Source records
>>>
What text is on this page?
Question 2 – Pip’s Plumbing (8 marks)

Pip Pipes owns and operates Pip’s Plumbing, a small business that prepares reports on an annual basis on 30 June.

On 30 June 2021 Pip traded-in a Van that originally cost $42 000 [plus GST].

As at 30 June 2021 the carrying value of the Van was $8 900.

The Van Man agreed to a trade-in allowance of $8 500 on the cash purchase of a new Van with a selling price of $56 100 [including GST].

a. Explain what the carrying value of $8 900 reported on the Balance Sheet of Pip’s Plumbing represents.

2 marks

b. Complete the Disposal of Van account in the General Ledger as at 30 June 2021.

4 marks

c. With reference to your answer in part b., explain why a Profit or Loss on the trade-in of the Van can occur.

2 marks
<<<
[WORK TO DO] Of all the lines above, how many contain the word "Plumbing"? Give the number and nothing else.

[TASK RESPONSE] 3